_Activity_
Line by line, copy all of the data exactly.

_The records_

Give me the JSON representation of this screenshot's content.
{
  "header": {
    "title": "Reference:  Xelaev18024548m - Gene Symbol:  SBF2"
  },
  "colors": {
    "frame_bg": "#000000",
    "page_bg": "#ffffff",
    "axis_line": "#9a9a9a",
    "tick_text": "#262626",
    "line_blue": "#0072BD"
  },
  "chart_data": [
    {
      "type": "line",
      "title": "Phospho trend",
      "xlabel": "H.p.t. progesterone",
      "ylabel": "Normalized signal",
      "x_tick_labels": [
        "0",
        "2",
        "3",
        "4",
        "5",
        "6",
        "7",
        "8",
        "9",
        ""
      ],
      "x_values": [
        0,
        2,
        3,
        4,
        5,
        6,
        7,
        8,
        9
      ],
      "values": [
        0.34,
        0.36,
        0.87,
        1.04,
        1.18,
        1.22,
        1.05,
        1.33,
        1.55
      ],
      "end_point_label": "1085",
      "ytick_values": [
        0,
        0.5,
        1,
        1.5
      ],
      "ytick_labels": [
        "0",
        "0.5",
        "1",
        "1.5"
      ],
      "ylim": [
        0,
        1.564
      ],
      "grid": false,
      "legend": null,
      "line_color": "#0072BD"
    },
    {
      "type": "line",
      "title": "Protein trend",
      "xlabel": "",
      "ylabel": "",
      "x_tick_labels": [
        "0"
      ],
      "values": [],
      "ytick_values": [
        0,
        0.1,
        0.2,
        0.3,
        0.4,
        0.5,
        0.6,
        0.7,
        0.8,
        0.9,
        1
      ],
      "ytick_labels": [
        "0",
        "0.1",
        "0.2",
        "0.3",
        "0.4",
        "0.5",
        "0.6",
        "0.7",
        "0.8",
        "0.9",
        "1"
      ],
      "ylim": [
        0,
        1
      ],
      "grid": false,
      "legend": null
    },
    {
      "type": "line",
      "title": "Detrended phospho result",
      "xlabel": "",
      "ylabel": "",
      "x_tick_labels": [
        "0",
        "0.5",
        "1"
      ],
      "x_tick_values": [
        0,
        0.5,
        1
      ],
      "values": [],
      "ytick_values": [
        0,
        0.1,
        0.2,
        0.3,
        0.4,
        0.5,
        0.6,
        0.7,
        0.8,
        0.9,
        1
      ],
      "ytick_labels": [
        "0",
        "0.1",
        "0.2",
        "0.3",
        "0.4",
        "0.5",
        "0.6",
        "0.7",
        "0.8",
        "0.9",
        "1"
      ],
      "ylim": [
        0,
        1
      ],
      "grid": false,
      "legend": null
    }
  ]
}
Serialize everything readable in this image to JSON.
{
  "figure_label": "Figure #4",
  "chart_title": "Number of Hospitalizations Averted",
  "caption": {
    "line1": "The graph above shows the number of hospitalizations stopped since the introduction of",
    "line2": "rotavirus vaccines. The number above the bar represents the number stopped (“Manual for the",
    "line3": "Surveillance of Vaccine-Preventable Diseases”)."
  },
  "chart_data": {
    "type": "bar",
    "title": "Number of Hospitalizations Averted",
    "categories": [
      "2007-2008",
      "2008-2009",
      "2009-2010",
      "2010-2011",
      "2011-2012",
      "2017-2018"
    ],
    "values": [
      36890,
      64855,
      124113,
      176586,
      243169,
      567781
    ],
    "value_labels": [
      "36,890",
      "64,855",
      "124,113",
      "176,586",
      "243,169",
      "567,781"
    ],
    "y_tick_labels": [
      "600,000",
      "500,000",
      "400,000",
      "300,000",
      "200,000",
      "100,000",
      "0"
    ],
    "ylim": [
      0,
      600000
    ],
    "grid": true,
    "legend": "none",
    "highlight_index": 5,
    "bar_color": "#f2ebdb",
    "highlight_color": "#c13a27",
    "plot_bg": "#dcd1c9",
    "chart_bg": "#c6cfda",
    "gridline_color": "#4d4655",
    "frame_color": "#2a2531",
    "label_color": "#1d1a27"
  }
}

_Answer area_
Give me the JSON representation of this screenshot's content.
{
  "header": {
    "title": "Reference:  Xelaev18024548m - Gene Symbol:  SBF2"
  },
  "colors": {
    "frame_bg": "#000000",
    "page_bg": "#ffffff",
    "axis_line": "#9a9a9a",
    "tick_text": "#262626",
    "line_blue": "#0072BD"
  },
  "chart_data": [
    {
      "type": "line",
      "title": "Phospho trend",
      "xlabel": "H.p.t. progesterone",
      "ylabel": "Normalized signal",
      "x_tick_labels": [
        "0",
        "2",
        "3",
        "4",
        "5",
        "6",
        "7",
        "8",
        "9",
        ""
      ],
      "x_values": [
        0,
        2,
        3,
        4,
        5,
        6,
        7,
        8,
        9
      ],
      "values": [
        0.34,
        0.36,
        0.87,
        1.04,
        1.18,
        1.22,
        1.05,
        1.33,
        1.55
      ],
      "end_point_label": "1085",
      "ytick_values": [
        0,
        0.5,
        1,
        1.5
      ],
      "ytick_labels": [
        "0",
        "0.5",
        "1",
        "1.5"
      ],
      "ylim": [
        0,
        1.564
      ],
      "grid": false,
      "legend": null,
      "line_color": "#0072BD"
    },
    {
      "type": "line",
      "title": "Protein trend",
      "xlabel": "",
      "ylabel": "",
      "x_tick_labels": [
        "0"
      ],
      "values": [],
      "ytick_values": [
        0,
        0.1,
        0.2,
        0.3,
        0.4,
        0.5,
        0.6,
        0.7,
        0.8,
        0.9,
        1
      ],
      "ytick_labels": [
        "0",
        "0.1",
        "0.2",
        "0.3",
        "0.4",
        "0.5",
        "0.6",
        "0.7",
        "0.8",
        "0.9",
        "1"
      ],
      "ylim": [
        0,
        1
      ],
      "grid": false,
      "legend": null
    },
    {
      "type": "line",
      "title": "Detrended phospho result",
      "xlabel": "",
      "ylabel": "",
      "x_tick_labels": [
        "0",
        "0.5",
        "1"
      ],
      "x_tick_values": [
        0,
        0.5,
        1
      ],
      "values": [],
      "ytick_values": [
        0,
        0.1,
        0.2,
        0.3,
        0.4,
        0.5,
        0.6,
        0.7,
        0.8,
        0.9,
        1
      ],
      "ytick_labels": [
        "0",
        "0.1",
        "0.2",
        "0.3",
        "0.4",
        "0.5",
        "0.6",
        "0.7",
        "0.8",
        "0.9",
        "1"
      ],
      "ylim": [
        0,
        1
      ],
      "grid": false,
      "legend": null
    }
  ]
}
Serialize everything readable in this image to JSON.
{
  "figure_label": "Figure #4",
  "chart_title": "Number of Hospitalizations Averted",
  "caption": {
    "line1": "The graph above shows the number of hospitalizations stopped since the introduction of",
    "line2": "rotavirus vaccines. The number above the bar represents the number stopped (“Manual for the",
    "line3": "Surveillance of Vaccine-Preventable Diseases”)."
  },
  "chart_data": {
    "type": "bar",
    "title": "Number of Hospitalizations Averted",
    "categories": [
      "2007-2008",
      "2008-2009",
      "2009-2010",
      "2010-2011",
      "2011-2012",
      "2017-2018"
    ],
    "values": [
      36890,
      64855,
      124113,
      176586,
      243169,
      567781
    ],
    "value_labels": [
      "36,890",
      "64,855",
      "124,113",
      "176,586",
      "243,169",
      "567,781"
    ],
    "y_tick_labels": [
      "600,000",
      "500,000",
      "400,000",
      "300,000",
      "200,000",
      "100,000",
      "0"
    ],
    "ylim": [
      0,
      600000
    ],
    "grid": true,
    "legend": "none",
    "highlight_index": 5,
    "bar_color": "#f2ebdb",
    "highlight_color": "#c13a27",
    "plot_bg": "#dcd1c9",
    "chart_bg": "#c6cfda",
    "gridline_color": "#4d4655",
    "frame_color": "#2a2531",
    "label_color": "#1d1a27"
  }
}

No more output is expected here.